→ **Direction**
From the listing below, pull out the lines that hold "screenshot".

→ **A block of data**

--

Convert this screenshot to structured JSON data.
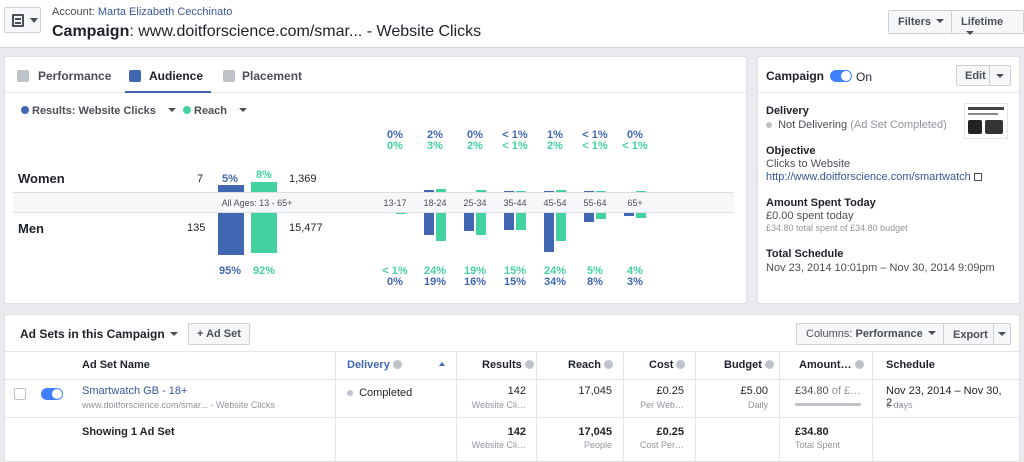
{
  "header": {
    "account_label": "Account:",
    "account_name": "Marta Elizabeth Cecchinato",
    "title_prefix": "Campaign",
    "title_rest": ": www.doitforscience.com/smar... - Website Clicks",
    "filters_label": "Filters",
    "lifetime_label": "Lifetime"
  },
  "tabs": [
    {
      "label": "Performance",
      "icon": "chart-icon",
      "active": false
    },
    {
      "label": "Audience",
      "icon": "people-icon",
      "active": true
    },
    {
      "label": "Placement",
      "icon": "placement-icon",
      "active": false
    }
  ],
  "legend": {
    "results_label": "Results: Website Clicks",
    "reach_label": "Reach"
  },
  "colors": {
    "results": "#4267b2",
    "reach": "#42d2a0",
    "accent": "#4080ff"
  },
  "audience": {
    "women": {
      "label": "Women",
      "results": "7",
      "reach": "1,369",
      "results_pct": "5%",
      "reach_pct": "8%"
    },
    "men": {
      "label": "Men",
      "results": "135",
      "reach": "15,477",
      "results_pct": "95%",
      "reach_pct": "92%"
    },
    "all_ages_label": "All Ages: 13 - 65+",
    "age_groups": [
      {
        "label": "13-17",
        "women_results": "0%",
        "women_reach": "0%",
        "men_results": "0%",
        "men_reach": "< 1%"
      },
      {
        "label": "18-24",
        "women_results": "2%",
        "women_reach": "3%",
        "men_results": "19%",
        "men_reach": "24%"
      },
      {
        "label": "25-34",
        "women_results": "0%",
        "women_reach": "2%",
        "men_results": "16%",
        "men_reach": "19%"
      },
      {
        "label": "35-44",
        "women_results": "< 1%",
        "women_reach": "< 1%",
        "men_results": "15%",
        "men_reach": "15%"
      },
      {
        "label": "45-54",
        "women_results": "1%",
        "women_reach": "2%",
        "men_results": "34%",
        "men_reach": "24%"
      },
      {
        "label": "55-64",
        "women_results": "< 1%",
        "women_reach": "< 1%",
        "men_results": "8%",
        "men_reach": "5%"
      },
      {
        "label": "65+",
        "women_results": "0%",
        "women_reach": "< 1%",
        "men_results": "3%",
        "men_reach": "4%"
      }
    ]
  },
  "campaign_panel": {
    "title": "Campaign",
    "status": "On",
    "edit_label": "Edit",
    "delivery_heading": "Delivery",
    "delivery_value": "Not Delivering",
    "delivery_note": "(Ad Set Completed)",
    "objective_heading": "Objective",
    "objective_value": "Clicks to Website",
    "objective_url": "http://www.doitforscience.com/smartwatch",
    "spent_heading": "Amount Spent Today",
    "spent_value": "£0.00 spent today",
    "spent_total": "£34.80 total spent of £34.80 budget",
    "schedule_heading": "Total Schedule",
    "schedule_value": "Nov 23, 2014 10:01pm – Nov 30, 2014 9:09pm"
  },
  "adsets": {
    "title": "Ad Sets in this Campaign",
    "add_label": "Ad Set",
    "columns_label": "Columns:",
    "columns_value": "Performance",
    "export_label": "Export",
    "headers": [
      "Ad Set Name",
      "Delivery",
      "Results",
      "Reach",
      "Cost",
      "Budget",
      "Amount…",
      "Schedule"
    ],
    "row": {
      "name": "Smartwatch GB - 18+",
      "name_sub": "www.doitforscience.com/smar... - Website Clicks",
      "delivery": "Completed",
      "results": "142",
      "results_sub": "Website Cli…",
      "reach": "17,045",
      "cost": "£0.25",
      "cost_sub": "Per Web…",
      "budget": "£5.00",
      "budget_sub": "Daily",
      "amount": "£34.80",
      "amount_of": "of £…",
      "schedule": "Nov 23, 2014 – Nov 30, 2…",
      "schedule_sub": "6 days"
    },
    "summary": {
      "label": "Showing 1 Ad Set",
      "results": "142",
      "results_sub": "Website Cli…",
      "reach": "17,045",
      "reach_sub": "People",
      "cost": "£0.25",
      "cost_sub": "Cost Per…",
      "amount": "£34.80",
      "amount_sub": "Total Spent"
    }
  }
}
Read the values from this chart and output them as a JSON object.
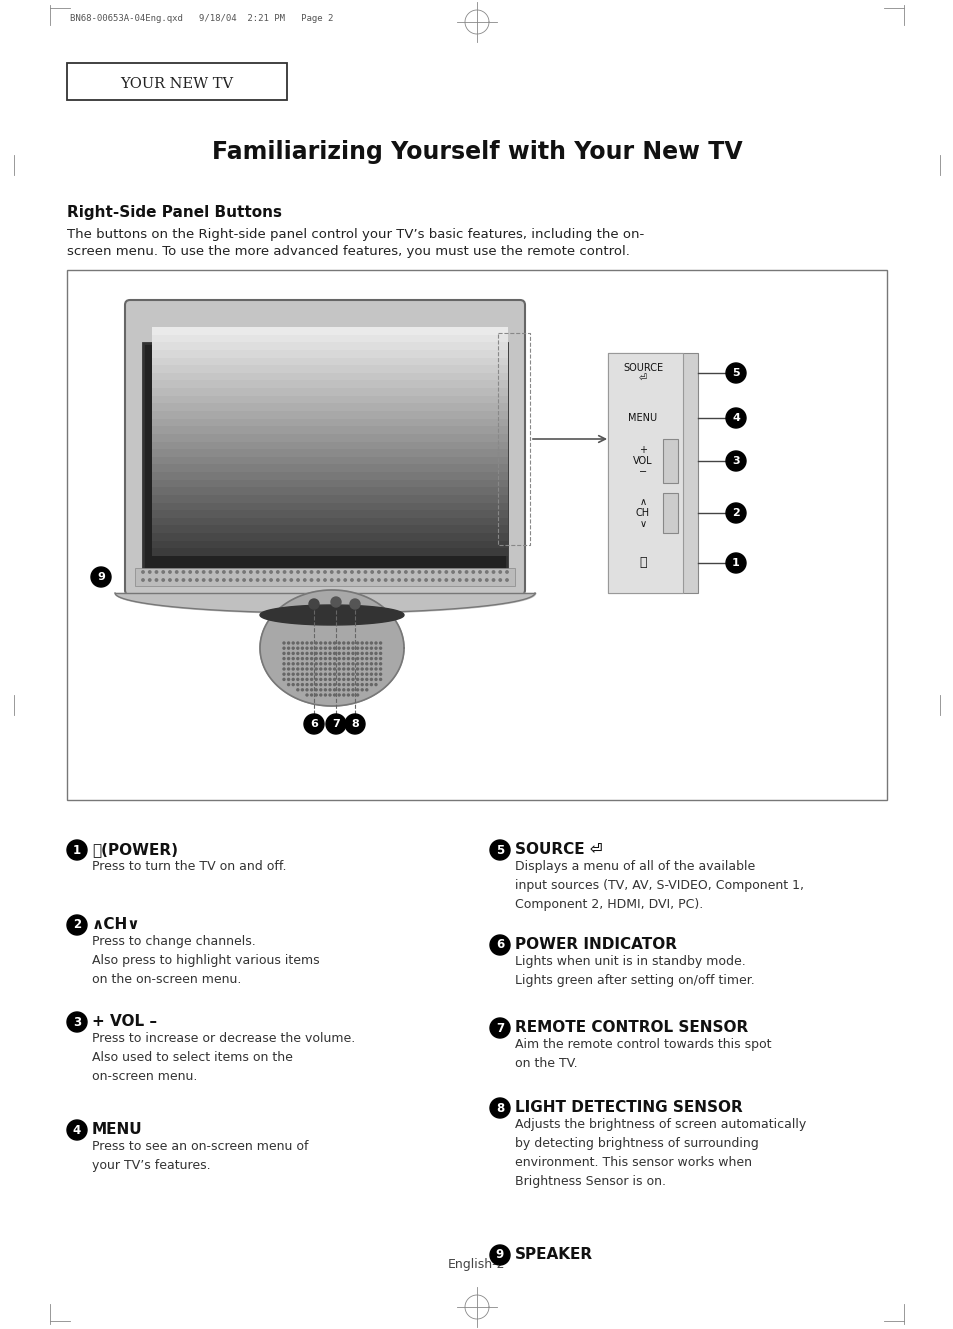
{
  "page_bg": "#ffffff",
  "header_text": "BN68-00653A-04Eng.qxd   9/18/04  2:21 PM   Page 2",
  "tab_text": "YOUR NEW TV",
  "main_title": "Familiarizing Yourself with Your New TV",
  "section_title": "Right-Side Panel Buttons",
  "intro_line1": "The buttons on the Right-side panel control your TV’s basic features, including the on-",
  "intro_line2": "screen menu. To use the more advanced features, you must use the remote control.",
  "footer_text": "English-2",
  "items_left": [
    {
      "num": "1",
      "title": "ⓘ(POWER)",
      "body": "Press to turn the TV on and off."
    },
    {
      "num": "2",
      "title": "∧CH∨",
      "body": "Press to change channels.\nAlso press to highlight various items\non the on-screen menu."
    },
    {
      "num": "3",
      "title": "+ VOL –",
      "body": "Press to increase or decrease the volume.\nAlso used to select items on the\non-screen menu."
    },
    {
      "num": "4",
      "title": "MENU",
      "body": "Press to see an on-screen menu of\nyour TV’s features."
    }
  ],
  "items_right": [
    {
      "num": "5",
      "title": "SOURCE ⏎",
      "body": "Displays a menu of all of the available\ninput sources (TV, AV, S-VIDEO, Component 1,\nComponent 2, HDMI, DVI, PC)."
    },
    {
      "num": "6",
      "title": "POWER INDICATOR",
      "body": "Lights when unit is in standby mode.\nLights green after setting on/off timer."
    },
    {
      "num": "7",
      "title": "REMOTE CONTROL SENSOR",
      "body": "Aim the remote control towards this spot\non the TV."
    },
    {
      "num": "8",
      "title": "LIGHT DETECTING SENSOR",
      "body": "Adjusts the brightness of screen automatically\nby detecting brightness of surrounding\nenvironment. This sensor works when\nBrightness Sensor is on."
    },
    {
      "num": "9",
      "title": "SPEAKER",
      "body": ""
    }
  ]
}
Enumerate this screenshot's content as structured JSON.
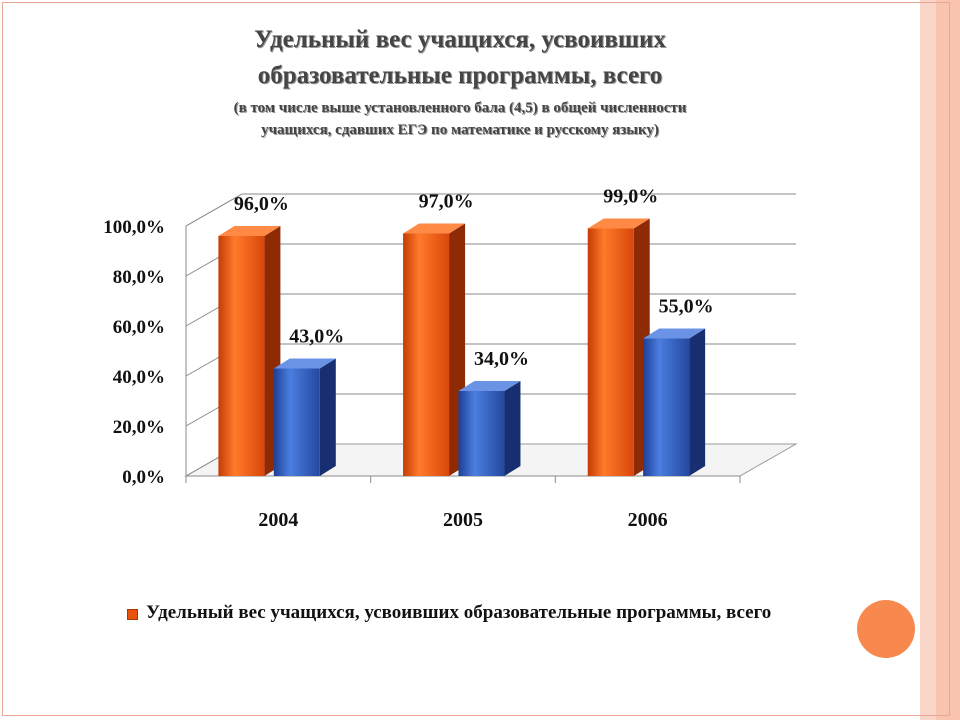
{
  "slide": {
    "title_line1": "Удельный вес учащихся, усвоивших",
    "title_line2": "образовательные программы, всего",
    "subtitle_line1": "(в том числе выше установленного бала (4,5) в общей численности",
    "subtitle_line2": "учащихся, сдавших ЕГЭ по математике и русскому языку)",
    "legend_label": "Удельный вес учащихся, усвоивших образовательные программы, всего"
  },
  "colors": {
    "series_1": "#e8520c",
    "series_2": "#2f5fc4",
    "accent_circle": "#f7894e"
  },
  "chart_data": {
    "type": "bar",
    "categories": [
      "2004",
      "2005",
      "2006"
    ],
    "series": [
      {
        "name": "Удельный вес учащихся, усвоивших образовательные программы, всего",
        "values": [
          96.0,
          97.0,
          99.0
        ]
      },
      {
        "values": [
          43.0,
          34.0,
          55.0
        ]
      }
    ],
    "data_labels": [
      [
        "96,0%",
        "97,0%",
        "99,0%"
      ],
      [
        "43,0%",
        "34,0%",
        "55,0%"
      ]
    ],
    "y_ticks": [
      "0,0%",
      "20,0%",
      "40,0%",
      "60,0%",
      "80,0%",
      "100,0%"
    ],
    "ylim": [
      0,
      100
    ],
    "grid": true,
    "legend": "bottom",
    "style": "3d"
  }
}
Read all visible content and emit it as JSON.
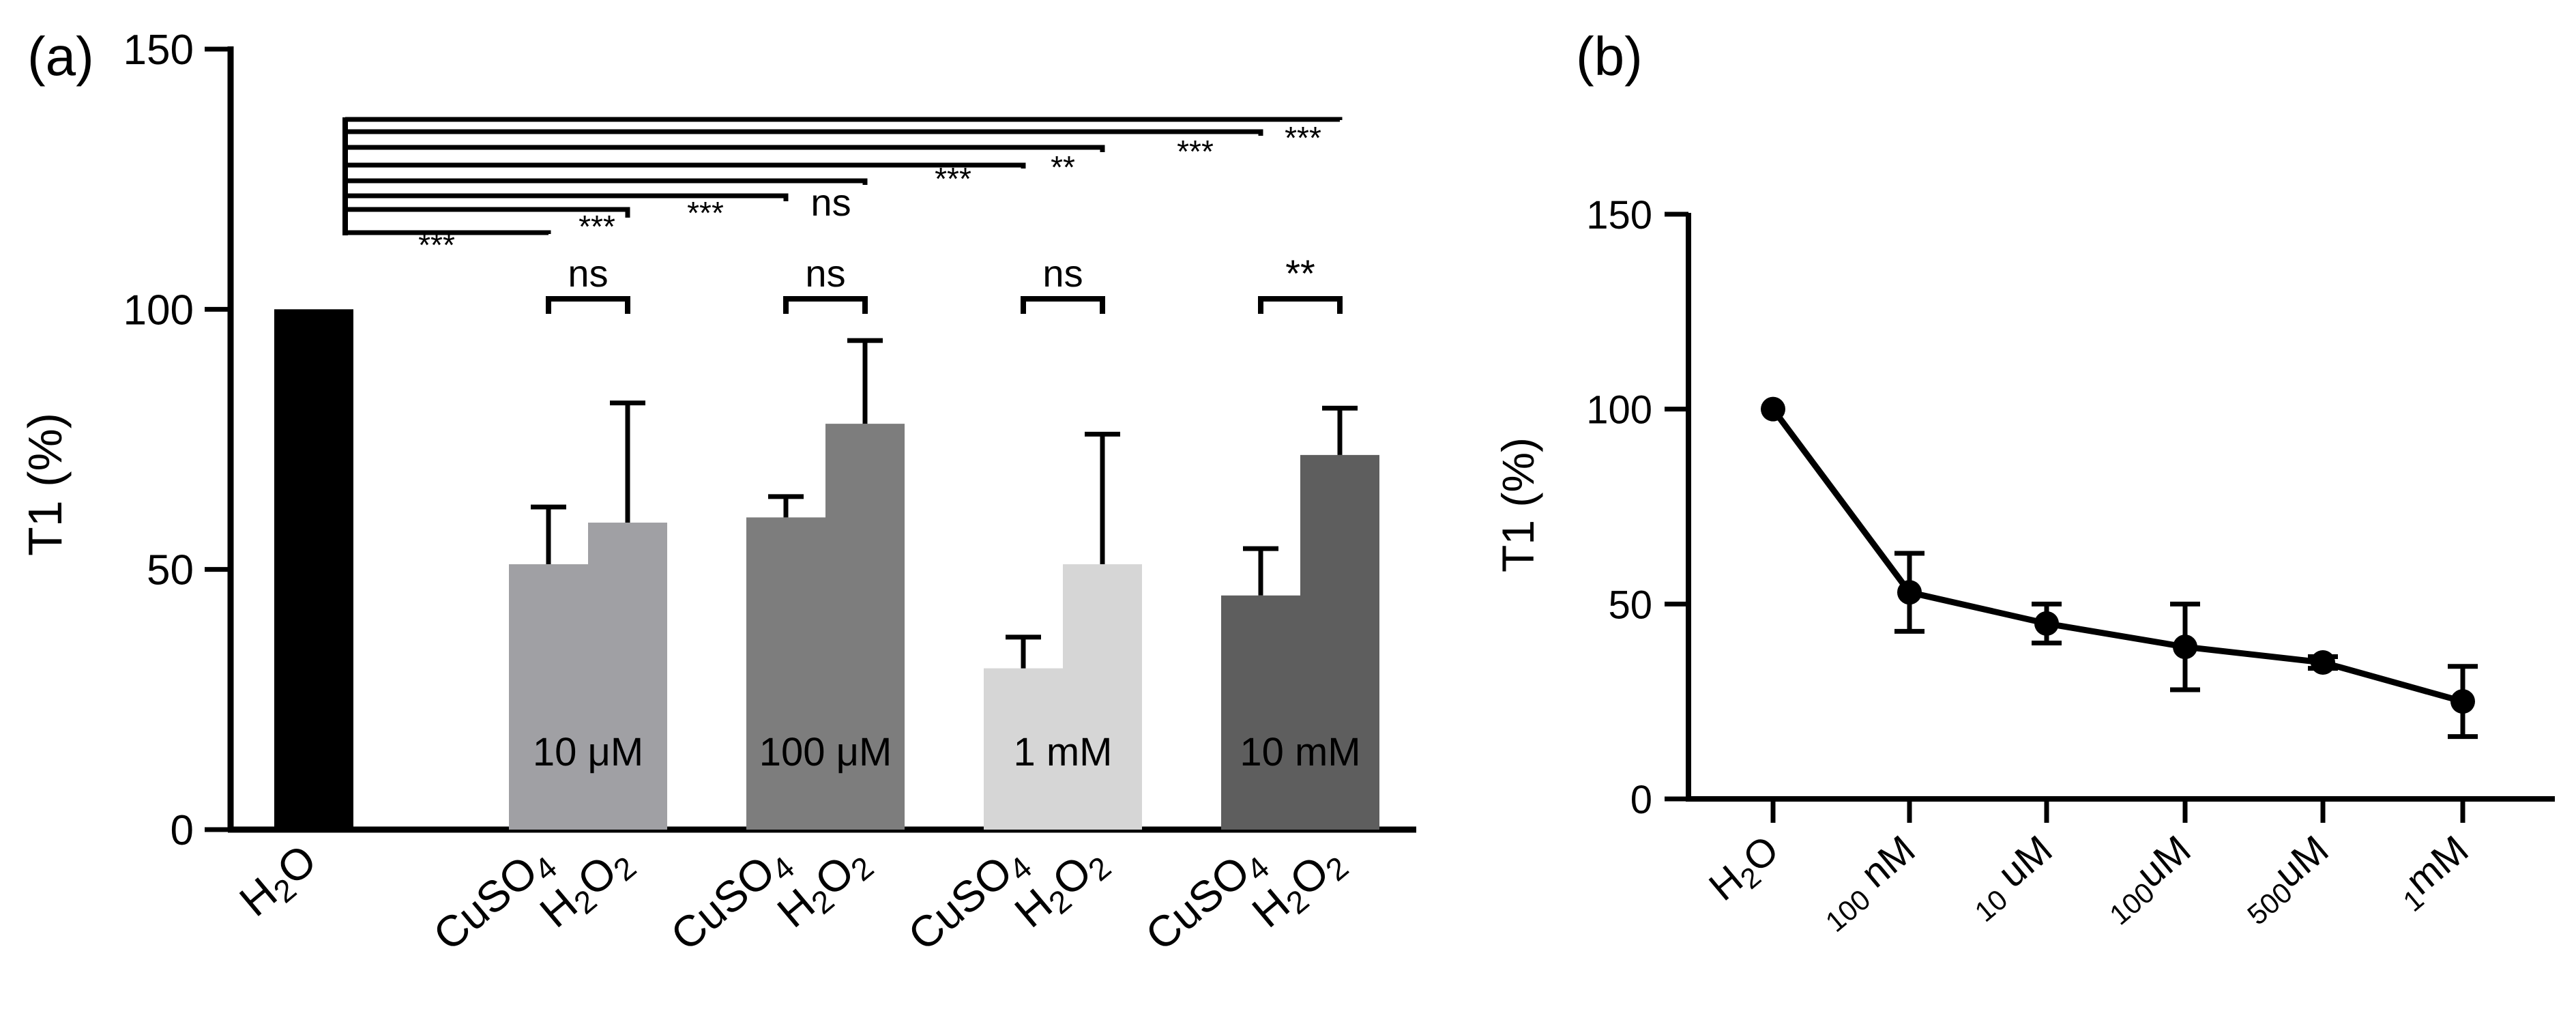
{
  "panels": {
    "a": {
      "label": "(a)"
    },
    "b": {
      "label": "(b)"
    }
  },
  "chart_data": [
    {
      "panel": "a",
      "type": "bar",
      "title": "",
      "xlabel": "",
      "ylabel": "T1 (%)",
      "ylim": [
        0,
        150
      ],
      "yticks": [
        0,
        50,
        100,
        150
      ],
      "grid": false,
      "bars": [
        {
          "category": "H2O",
          "group": "",
          "value": 100,
          "error": 0,
          "color": "#000000"
        },
        {
          "category": "CuSO4",
          "group": "10 μM",
          "value": 51,
          "error": 11,
          "color": "#a0a0a4"
        },
        {
          "category": "H2O2",
          "group": "10 μM",
          "value": 59,
          "error": 23,
          "color": "#a0a0a4"
        },
        {
          "category": "CuSO4",
          "group": "100 μM",
          "value": 60,
          "error": 4,
          "color": "#7d7d7d"
        },
        {
          "category": "H2O2",
          "group": "100 μM",
          "value": 78,
          "error": 16,
          "color": "#7d7d7d"
        },
        {
          "category": "CuSO4",
          "group": "1 mM",
          "value": 31,
          "error": 6,
          "color": "#d6d6d6"
        },
        {
          "category": "H2O2",
          "group": "1 mM",
          "value": 51,
          "error": 25,
          "color": "#d6d6d6"
        },
        {
          "category": "CuSO4",
          "group": "10 mM",
          "value": 45,
          "error": 9,
          "color": "#5e5e5e"
        },
        {
          "category": "H2O2",
          "group": "10 mM",
          "value": 72,
          "error": 9,
          "color": "#5e5e5e"
        }
      ],
      "group_labels": [
        "10 μM",
        "100 μM",
        "1 mM",
        "10 mM"
      ],
      "pair_significance": [
        {
          "pair": [
            1,
            2
          ],
          "text": "ns"
        },
        {
          "pair": [
            3,
            4
          ],
          "text": "ns"
        },
        {
          "pair": [
            5,
            6
          ],
          "text": "ns"
        },
        {
          "pair": [
            7,
            8
          ],
          "text": "**"
        }
      ],
      "comparisons_vs_H2O": [
        {
          "to_bar": 1,
          "text": "***"
        },
        {
          "to_bar": 2,
          "text": "***"
        },
        {
          "to_bar": 3,
          "text": "***"
        },
        {
          "to_bar": 4,
          "text": "ns"
        },
        {
          "to_bar": 5,
          "text": "***"
        },
        {
          "to_bar": 6,
          "text": "**"
        },
        {
          "to_bar": 7,
          "text": "***"
        },
        {
          "to_bar": 8,
          "text": "***"
        }
      ]
    },
    {
      "panel": "b",
      "type": "line",
      "title": "",
      "xlabel": "",
      "ylabel": "T1 (%)",
      "ylim": [
        0,
        150
      ],
      "yticks": [
        0,
        50,
        100,
        150
      ],
      "grid": false,
      "categories": [
        "H2O",
        "100 nM",
        "10 uM",
        "100uM",
        "500uM",
        "1mM"
      ],
      "series": [
        {
          "name": "T1",
          "values": [
            100,
            53,
            45,
            39,
            35,
            25
          ],
          "errors": [
            0,
            10,
            5,
            11,
            1.5,
            9
          ],
          "color": "#000000"
        }
      ]
    }
  ]
}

--

→ **Written solution**
Convert this screenshot to structured JSON data.
Enumerate this screenshot's content as structured JSON.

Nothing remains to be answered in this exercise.